### Supplied data ###

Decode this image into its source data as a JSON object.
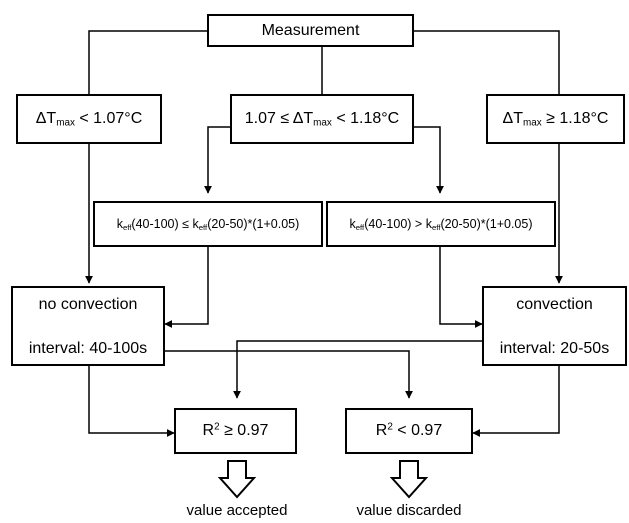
{
  "nodes": {
    "measurement": "Measurement",
    "dt_low": {
      "delta": "ΔT",
      "sub": "max",
      "rest": " < 1.07°C"
    },
    "dt_mid": {
      "pre": "1.07 ≤ ΔT",
      "sub": "max",
      "rest": " < 1.18°C"
    },
    "dt_high": {
      "delta": "ΔT",
      "sub": "max",
      "rest": " ≥ 1.18°C"
    },
    "keff_le": {
      "k1": "k",
      "s1": "eff",
      "a1": "(40-100) ≤ k",
      "s2": "eff",
      "a2": "(20-50)*(1+0.05)"
    },
    "keff_gt": {
      "k1": "k",
      "s1": "eff",
      "a1": "(40-100) > k",
      "s2": "eff",
      "a2": "(20-50)*(1+0.05)"
    },
    "no_convection": {
      "line1": "no convection",
      "line2": "interval: 40-100s"
    },
    "convection": {
      "line1": "convection",
      "line2": "interval: 20-50s"
    },
    "r2_ge": {
      "r": "R",
      "sup": "2",
      "rest": " ≥ 0.97"
    },
    "r2_lt": {
      "r": "R",
      "sup": "2",
      "rest": " < 0.97"
    }
  },
  "outcomes": {
    "accepted": "value accepted",
    "discarded": "value discarded"
  }
}
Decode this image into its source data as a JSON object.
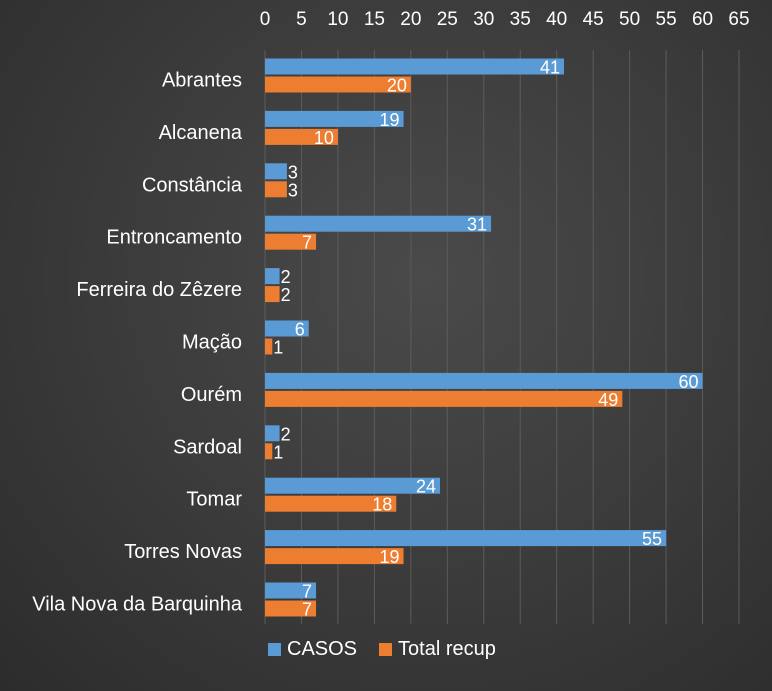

###

- What this task involves: Tally the lines in the entries above that hold the word "value". Reply with nothing but that count.

- Result below: 2